## BEGIN Supplied records
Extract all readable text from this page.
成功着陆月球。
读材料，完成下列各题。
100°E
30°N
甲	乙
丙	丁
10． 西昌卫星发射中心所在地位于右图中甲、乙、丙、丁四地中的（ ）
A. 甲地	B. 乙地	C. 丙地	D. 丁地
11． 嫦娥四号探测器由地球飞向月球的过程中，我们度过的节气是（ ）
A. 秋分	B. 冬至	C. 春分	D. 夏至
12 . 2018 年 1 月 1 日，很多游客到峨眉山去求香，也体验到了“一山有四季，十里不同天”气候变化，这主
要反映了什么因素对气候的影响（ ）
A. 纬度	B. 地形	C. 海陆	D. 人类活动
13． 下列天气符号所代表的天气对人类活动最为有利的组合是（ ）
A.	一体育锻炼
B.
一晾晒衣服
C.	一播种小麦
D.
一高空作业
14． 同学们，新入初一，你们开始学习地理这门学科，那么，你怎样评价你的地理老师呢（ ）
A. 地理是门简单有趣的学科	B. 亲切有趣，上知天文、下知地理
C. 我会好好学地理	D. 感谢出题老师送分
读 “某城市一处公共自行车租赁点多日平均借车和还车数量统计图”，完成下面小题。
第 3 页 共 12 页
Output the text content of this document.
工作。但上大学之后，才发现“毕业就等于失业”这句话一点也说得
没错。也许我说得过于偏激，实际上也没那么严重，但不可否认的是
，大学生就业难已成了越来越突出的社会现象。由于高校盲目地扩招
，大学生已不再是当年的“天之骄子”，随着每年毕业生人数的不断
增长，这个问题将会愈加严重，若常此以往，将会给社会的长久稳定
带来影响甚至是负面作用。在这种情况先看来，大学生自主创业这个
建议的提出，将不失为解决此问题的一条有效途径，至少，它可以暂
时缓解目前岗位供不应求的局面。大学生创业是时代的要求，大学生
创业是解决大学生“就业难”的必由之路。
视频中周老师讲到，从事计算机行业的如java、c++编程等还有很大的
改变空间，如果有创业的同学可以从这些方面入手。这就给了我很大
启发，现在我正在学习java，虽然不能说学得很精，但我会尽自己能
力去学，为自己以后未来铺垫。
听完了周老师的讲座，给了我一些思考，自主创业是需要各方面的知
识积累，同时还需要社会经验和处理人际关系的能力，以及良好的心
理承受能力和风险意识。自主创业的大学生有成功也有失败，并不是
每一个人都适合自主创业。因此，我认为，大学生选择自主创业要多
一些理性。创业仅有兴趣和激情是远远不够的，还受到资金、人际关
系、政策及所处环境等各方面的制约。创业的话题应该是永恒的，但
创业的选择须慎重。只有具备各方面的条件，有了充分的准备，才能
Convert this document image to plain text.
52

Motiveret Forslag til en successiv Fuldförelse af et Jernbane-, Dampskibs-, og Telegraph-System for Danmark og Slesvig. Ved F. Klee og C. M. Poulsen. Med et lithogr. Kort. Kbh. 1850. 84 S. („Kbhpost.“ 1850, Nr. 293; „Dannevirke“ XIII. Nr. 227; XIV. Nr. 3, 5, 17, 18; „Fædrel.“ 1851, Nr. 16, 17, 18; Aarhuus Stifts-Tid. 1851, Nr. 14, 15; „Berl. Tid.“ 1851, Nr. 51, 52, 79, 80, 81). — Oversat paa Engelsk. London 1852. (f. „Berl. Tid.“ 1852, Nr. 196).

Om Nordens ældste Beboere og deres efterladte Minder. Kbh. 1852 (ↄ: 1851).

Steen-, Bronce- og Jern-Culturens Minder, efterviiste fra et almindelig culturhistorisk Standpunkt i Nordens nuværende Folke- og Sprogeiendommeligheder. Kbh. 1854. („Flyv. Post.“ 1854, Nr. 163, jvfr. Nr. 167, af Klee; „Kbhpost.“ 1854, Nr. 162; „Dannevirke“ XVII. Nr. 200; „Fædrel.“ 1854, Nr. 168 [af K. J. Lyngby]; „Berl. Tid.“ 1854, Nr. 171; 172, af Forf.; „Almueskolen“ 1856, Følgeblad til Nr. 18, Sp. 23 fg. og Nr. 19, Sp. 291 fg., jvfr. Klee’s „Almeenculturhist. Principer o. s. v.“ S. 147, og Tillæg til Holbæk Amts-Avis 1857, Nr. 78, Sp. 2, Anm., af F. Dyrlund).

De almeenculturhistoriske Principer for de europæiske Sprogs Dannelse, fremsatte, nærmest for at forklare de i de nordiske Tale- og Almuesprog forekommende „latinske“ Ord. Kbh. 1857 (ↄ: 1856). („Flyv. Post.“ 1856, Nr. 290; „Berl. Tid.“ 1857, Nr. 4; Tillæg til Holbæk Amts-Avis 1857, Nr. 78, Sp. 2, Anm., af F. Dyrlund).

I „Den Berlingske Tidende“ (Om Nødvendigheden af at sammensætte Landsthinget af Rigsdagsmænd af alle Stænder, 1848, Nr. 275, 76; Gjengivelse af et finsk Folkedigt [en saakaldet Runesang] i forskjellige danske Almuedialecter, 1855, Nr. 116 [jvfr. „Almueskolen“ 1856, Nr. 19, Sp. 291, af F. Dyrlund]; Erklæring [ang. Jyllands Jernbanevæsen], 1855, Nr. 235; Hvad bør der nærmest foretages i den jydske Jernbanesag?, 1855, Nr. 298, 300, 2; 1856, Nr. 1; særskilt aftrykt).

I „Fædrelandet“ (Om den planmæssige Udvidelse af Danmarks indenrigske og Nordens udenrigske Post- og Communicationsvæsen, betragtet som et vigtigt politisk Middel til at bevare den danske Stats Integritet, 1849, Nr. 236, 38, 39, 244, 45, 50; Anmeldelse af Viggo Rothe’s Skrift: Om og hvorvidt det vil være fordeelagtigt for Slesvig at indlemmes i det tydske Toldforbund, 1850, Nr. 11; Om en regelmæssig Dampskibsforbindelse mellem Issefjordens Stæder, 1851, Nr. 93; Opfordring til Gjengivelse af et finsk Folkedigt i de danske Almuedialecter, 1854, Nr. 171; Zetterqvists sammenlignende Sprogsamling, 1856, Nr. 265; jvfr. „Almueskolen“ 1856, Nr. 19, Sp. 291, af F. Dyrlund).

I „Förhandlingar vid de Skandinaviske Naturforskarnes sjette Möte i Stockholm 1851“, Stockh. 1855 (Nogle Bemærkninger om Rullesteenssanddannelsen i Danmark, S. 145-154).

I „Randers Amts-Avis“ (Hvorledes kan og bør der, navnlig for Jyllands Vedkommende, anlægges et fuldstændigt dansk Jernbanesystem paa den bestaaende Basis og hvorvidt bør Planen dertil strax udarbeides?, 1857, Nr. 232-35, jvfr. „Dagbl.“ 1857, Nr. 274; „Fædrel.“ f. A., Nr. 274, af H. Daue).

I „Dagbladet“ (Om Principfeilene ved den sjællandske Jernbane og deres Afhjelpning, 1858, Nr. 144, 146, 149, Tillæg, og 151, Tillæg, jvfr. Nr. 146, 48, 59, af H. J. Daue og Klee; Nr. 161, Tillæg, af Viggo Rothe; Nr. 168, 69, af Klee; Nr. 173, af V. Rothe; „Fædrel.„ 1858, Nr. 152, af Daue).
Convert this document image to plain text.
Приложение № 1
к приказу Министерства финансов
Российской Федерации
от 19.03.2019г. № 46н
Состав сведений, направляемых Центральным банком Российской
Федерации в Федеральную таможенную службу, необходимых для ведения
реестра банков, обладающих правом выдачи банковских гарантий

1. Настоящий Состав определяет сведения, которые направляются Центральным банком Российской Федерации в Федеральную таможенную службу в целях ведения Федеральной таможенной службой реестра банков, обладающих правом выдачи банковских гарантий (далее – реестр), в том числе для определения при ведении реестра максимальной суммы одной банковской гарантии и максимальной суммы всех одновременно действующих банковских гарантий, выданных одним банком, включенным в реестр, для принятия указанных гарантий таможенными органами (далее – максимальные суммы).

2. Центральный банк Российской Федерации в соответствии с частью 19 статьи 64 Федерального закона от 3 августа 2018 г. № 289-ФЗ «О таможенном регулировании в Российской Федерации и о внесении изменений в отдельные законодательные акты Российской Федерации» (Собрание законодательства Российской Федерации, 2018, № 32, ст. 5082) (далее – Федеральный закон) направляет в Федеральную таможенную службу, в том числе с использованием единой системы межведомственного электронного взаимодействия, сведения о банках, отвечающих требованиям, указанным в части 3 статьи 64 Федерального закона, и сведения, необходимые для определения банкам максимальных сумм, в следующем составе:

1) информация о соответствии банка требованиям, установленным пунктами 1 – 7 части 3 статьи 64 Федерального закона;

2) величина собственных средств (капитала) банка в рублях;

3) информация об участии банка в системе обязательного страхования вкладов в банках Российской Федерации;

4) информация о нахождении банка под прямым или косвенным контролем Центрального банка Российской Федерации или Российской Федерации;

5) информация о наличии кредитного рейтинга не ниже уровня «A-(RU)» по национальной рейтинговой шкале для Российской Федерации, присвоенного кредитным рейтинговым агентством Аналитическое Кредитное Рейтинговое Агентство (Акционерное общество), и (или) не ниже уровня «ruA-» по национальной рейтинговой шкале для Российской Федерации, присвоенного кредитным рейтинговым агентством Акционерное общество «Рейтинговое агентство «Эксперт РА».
## END Supplied records
**Set task:** Select and copy each line from the data that includes the word "Tillæg".

**Task solution:**
Steen-, Bronce- og Jern-Culturens Minder, efterviiste fra et almindelig culturhistorisk Standpunkt i Nordens nuværende Folke- og Sprogeiendommeligheder. Kbh. 1854. („Flyv. Post.“ 1854, Nr. 163, jvfr. Nr. 167, af Klee; „Kbhpost.“ 1854, Nr. 162; „Dannevirke“ XVII. Nr. 200; „Fædrel.“ 1854, Nr. 168 [af K. J. Lyngby]; „Berl. Tid.“ 1854, Nr. 171; 172, af Forf.; „Almueskolen“ 1856, Følgeblad til Nr. 18, Sp. 23 fg. og Nr. 19, Sp. 291 fg., jvfr. Klee’s „Almeenculturhist. Principer o. s. v.“ S. 147, og Tillæg til Holbæk Amts-Avis 1857, Nr. 78, Sp. 2, Anm., af F. Dyrlund).
De almeenculturhistoriske Principer for de europæiske Sprogs Dannelse, fremsatte, nærmest for at forklare de i de nordiske Tale- og Almuesprog forekommende „latinske“ Ord. Kbh. 1857 (ↄ: 1856). („Flyv. Post.“ 1856, Nr. 290; „Berl. Tid.“ 1857, Nr. 4; Tillæg til Holbæk Amts-Avis 1857, Nr. 78, Sp. 2, Anm., af F. Dyrlund).
I „Dagbladet“ (Om Principfeilene ved den sjællandske Jernbane og deres Afhjelpning, 1858, Nr. 144, 146, 149, Tillæg, og 151, Tillæg, jvfr. Nr. 146, 48, 59, af H. J. Daue og Klee; Nr. 161, Tillæg, af Viggo Rothe; Nr. 168, 69, af Klee; Nr. 173, af V. Rothe; „Fædrel.„ 1858, Nr. 152, af Daue).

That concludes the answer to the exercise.